CONSEGNA: Prosegui il brano sulla politica americana e sulle risposte di James, a partire dall'ultima frase riportata.

BRANO:
>>
I repubblicani, secondo James, si sono cacciati nei guai con l’opposizione ad Obama per le sue diversità, razziali (presunte), di stile e di politica; e questo metodo ha avuto successo, al punto di contribuire all’elezione di un Trump. Questo tipo di opposizione ha però un po' imprigionato i repubblicani, ed infatti James non crede che possa avere un grande futuro.
 
Massimo Borioli chiede come si atteggerà la politica americana nei confronti dell’Europa con la presidenza Biden, e se J.F. Kennedy fosse segregazionista. James inverte le risposte rispetto alle domande, precisando che non Kennedy, bensì suo padre, fosse un convinto segregazionista. Questo perché egli apparteneva ideologicamente a quel Sud già secessionista e schiavista, dove il voto si orientava a seconda di come avessero votato i propri genitori. I due partiti americani non hanno poi una struttura territoriale permanente, ma vengono rivitalizzati in occasione della campagna presidenziale, cosicché non è difficile imbattersi in democratici più di destra dei repubblicani, come anche repubblicani più a sinistra di certi democratici; dipende appunto da come votavano i genitori.  Kennedy era un convinto antisegregazionista, il che ha contribuito alla sua tragica fine; comunque, la sua elezione fu una delle più discusse per presunti brogli, incappò in diversi incidenti come la Baia dei Porci, l’inizio della guerra del Vietnam, e fu beatificato in sostanza solo dopo la sua morte violenta.
 
È poi stato il mio turno, per la domanda provocatoria: questo Trump di pessimo gusto nel vestire, nel pettinarsi, irascibile con i collaboratori, sbaglio od è stato l’unico Presidente USA, da Truman ad Obama, a non aver iniziato o continuato una guerra? James ha confermato questa indiscutibile circostanza, e soprattutto come i democratici abbiano stranamente assunto, nel tempo, posizioni interventiste, mentre Trump si è limitato all’aggressività verbale, non senza segnare un grosso progresso nelle relazioni con la Corea del Nord.
 
Luigi Capone ha poi ricordato la sua permanenza negli USA, prima nel Texas poi in Tennessee, con un intermezzo in Gran Bretagna, per poi chiedere come sia possibile che paesi così aperti agli scambi professionali e culturali stiano regredendo, si direbbe all’unisono, precipitando negli stessi problemi della vecchia Europa. James condivide, e constata che siamo di fronte ad un arretramento globale, almeno dalla crisi finanziaria del 2008. Siamo divisi in fazioni, fra buoni e cattivi; i primi riservano democrazia e diritti a sé stessi e li negano agli avversari. E questo avviene in USA, Inghilterra, Francia Germania, dappertutto. Il rispetto reciproco dell’epoca DC e PCI è finito e difficilmente riproducibile, dato che nessun partito ha poi il controllo effettivo del territorio e dei propri iscritti.
 
Anche in Italia l’avvento di Mario Draghi viene letto da James come una crisi della democrazia, perché egli non è stato eletto dal popolo e se ignorano le posizioni politiche. Funzionerà? Già con Mario Monti non fu un successo.
<<
DATI MOSTRATI:
>>
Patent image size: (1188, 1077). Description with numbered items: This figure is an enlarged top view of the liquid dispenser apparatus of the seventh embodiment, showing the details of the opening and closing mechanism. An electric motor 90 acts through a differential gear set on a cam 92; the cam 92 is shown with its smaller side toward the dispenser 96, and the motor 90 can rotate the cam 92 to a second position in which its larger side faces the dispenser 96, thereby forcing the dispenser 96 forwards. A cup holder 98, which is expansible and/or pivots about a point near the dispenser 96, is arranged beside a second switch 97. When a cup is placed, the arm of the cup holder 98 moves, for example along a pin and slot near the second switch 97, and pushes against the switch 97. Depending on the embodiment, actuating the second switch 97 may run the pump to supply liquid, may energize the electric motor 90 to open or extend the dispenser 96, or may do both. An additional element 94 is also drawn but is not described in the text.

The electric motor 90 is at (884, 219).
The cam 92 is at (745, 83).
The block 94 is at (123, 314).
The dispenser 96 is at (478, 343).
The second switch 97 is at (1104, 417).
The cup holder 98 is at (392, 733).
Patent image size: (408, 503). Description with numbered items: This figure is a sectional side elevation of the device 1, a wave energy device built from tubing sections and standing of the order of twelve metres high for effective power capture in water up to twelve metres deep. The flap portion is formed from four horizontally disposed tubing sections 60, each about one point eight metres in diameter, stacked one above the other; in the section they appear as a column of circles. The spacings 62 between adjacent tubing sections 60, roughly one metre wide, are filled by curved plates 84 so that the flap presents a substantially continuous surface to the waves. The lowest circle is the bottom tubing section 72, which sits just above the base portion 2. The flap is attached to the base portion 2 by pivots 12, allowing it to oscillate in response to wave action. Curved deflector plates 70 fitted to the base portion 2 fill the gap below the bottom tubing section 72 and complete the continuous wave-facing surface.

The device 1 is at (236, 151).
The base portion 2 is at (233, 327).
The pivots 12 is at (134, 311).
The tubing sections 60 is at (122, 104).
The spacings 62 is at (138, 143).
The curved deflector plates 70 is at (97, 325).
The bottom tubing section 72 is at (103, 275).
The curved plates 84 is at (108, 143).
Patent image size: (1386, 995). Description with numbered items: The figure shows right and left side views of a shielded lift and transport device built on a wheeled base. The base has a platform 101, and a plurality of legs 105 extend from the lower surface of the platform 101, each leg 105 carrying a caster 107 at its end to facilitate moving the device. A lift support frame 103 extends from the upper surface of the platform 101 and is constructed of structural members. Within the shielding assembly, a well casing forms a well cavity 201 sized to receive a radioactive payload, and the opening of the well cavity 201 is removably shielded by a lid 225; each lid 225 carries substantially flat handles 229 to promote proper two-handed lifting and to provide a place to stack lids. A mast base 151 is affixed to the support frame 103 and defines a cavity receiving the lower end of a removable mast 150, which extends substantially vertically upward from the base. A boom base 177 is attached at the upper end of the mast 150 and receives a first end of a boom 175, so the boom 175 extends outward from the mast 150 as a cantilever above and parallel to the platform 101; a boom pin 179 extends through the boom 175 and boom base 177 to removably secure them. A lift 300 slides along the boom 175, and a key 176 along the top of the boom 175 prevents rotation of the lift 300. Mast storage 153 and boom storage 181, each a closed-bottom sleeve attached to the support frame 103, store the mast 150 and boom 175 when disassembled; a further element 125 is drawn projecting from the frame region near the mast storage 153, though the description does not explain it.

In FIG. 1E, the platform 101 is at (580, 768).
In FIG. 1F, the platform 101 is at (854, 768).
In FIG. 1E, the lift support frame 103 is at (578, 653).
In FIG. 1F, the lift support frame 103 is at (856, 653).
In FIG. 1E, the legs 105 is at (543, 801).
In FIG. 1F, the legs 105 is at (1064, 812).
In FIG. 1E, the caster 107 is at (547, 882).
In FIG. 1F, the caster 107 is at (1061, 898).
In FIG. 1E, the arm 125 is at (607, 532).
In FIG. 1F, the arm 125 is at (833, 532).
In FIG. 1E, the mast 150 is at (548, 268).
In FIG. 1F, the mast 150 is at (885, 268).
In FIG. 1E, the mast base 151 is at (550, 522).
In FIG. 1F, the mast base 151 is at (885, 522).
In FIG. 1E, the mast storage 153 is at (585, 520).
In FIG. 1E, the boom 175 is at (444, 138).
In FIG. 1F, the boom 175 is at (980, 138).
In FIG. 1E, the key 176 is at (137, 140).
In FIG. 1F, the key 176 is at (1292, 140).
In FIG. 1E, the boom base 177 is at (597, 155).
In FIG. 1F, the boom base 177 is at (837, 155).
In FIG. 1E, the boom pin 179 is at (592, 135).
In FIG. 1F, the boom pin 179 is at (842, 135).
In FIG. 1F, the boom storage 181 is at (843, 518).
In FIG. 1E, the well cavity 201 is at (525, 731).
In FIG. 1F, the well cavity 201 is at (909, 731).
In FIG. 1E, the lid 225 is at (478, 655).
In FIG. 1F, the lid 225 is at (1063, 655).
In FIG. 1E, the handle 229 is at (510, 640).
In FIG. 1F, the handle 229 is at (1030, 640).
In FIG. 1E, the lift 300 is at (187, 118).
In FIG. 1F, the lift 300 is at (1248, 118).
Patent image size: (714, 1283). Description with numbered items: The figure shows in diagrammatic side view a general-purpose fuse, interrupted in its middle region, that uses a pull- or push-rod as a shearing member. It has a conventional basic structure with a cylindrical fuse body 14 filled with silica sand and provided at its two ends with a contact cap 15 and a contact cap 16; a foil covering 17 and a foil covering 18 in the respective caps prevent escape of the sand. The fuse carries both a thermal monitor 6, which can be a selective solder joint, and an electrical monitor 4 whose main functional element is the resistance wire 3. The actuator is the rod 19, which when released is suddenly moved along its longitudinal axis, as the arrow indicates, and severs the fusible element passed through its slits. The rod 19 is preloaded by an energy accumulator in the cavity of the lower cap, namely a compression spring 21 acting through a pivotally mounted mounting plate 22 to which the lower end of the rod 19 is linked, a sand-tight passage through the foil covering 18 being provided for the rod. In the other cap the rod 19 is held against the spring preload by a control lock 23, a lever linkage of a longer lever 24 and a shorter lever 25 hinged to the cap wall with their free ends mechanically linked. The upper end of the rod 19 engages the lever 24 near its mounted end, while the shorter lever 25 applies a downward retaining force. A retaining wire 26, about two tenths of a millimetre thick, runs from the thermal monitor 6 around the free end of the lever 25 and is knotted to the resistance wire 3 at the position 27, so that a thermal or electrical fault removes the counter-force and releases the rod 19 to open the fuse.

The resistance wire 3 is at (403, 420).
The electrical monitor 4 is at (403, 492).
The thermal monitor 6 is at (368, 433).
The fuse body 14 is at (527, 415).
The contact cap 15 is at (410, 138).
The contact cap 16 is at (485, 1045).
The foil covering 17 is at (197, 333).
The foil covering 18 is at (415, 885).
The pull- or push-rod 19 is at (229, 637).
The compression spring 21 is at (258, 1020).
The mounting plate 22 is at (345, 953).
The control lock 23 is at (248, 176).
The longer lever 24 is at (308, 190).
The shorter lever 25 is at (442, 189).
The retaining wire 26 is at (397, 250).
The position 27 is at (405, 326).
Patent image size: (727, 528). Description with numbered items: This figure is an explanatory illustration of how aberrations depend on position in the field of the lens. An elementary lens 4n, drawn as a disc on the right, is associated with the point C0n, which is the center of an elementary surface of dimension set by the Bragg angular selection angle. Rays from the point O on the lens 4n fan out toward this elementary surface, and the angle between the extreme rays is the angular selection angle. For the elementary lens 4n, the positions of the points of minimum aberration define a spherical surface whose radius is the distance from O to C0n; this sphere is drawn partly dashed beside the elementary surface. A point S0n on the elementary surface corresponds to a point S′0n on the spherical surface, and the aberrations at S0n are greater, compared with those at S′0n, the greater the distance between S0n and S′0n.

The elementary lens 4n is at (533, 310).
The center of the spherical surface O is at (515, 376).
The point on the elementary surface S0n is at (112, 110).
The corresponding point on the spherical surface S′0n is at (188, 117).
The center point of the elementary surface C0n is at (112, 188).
<<
RISPOSTA:
Luca Faotto si domanda, e domanda, come si è potuti passare da Obama a Trump, e poi, al contrario, da Trump a Biden, se non in base alla politica del “meno peggio”, come sta avvenendo da tempo in Italia. James parte dall’esempio di Reagan, contestato dai democratici eppure estremamente popolare, come di Obama, per affermare che stiamo vivendo un ciclo naturale della vita: ci siamo arricchiti ed abbiamo trasmesso ai figli l’idea che avrebbero potuto avere tutto ciò che volevano, e poi ciò non si è verificato. 
 
È stato il turno del nostro Presidente Marco Loro, che ha sottolineato l’aspetto dell’eccesso di informazione come causa del problema: si è passati dalle 30.000 battute di un pezzo giornalistico su carta alle 4.000/7.000 di una pagina web, e questo è un segno tanto di aumento della quantità dell’informazione, quanto della perdita della capacità di approfondire. James condivide l’idea che internet abbia facilitato il crollo dell’autorità degli esperti (vedi no-vax), al punto di diffidare dei pareri degli esperti perché sospetti di “intelligenza col nemico”. La crisi delle autorità è generale… ma forse, dice James, quando dico queste cose è segno … che sto diventando vecchio.
 
Guido Motti nota che il margine di voti fra Biden e Trump era talmente sottile da rendere problematica la vittoria del primo; e chiede a James come valuta il fatto che Trump abbia impedito a Huawei l’installazione del 5G sul territorio americano (ed anche europeo, grazie alla supremazia tecnologica USA). James sfugge alla domanda dichiarandosi incompetente in materia di reti informatiche, ma coglie l’osservazione di Guido sul sistema elettorale, definendo quello proporzionale come sistema per “dare spazio ai vinti”, cosa essenziale alla democrazia.
 
Adriano Anderloni chiede che significato abbia l’impeachment contro un ex presidente; James sottolinea che l’impeachment comporta il divieto di occupare posti analoghi; ma considera un errore politico questa iniziativa, proprio perché egli ha avuto comunque un gran numero di voti, addirittura superiore alla precedente elezione avverso Hillary Clinton (ma il senso della domanda di Adriano era forse diverso: è proponibile giuridicamente l’impeachment dopo che non sei più presidente?).
 
E qui intervenne Craig, contestando tanto James che Guido, ed affermando che la differenza fra i due candidati fu di 7 milioni di voti, non pochi.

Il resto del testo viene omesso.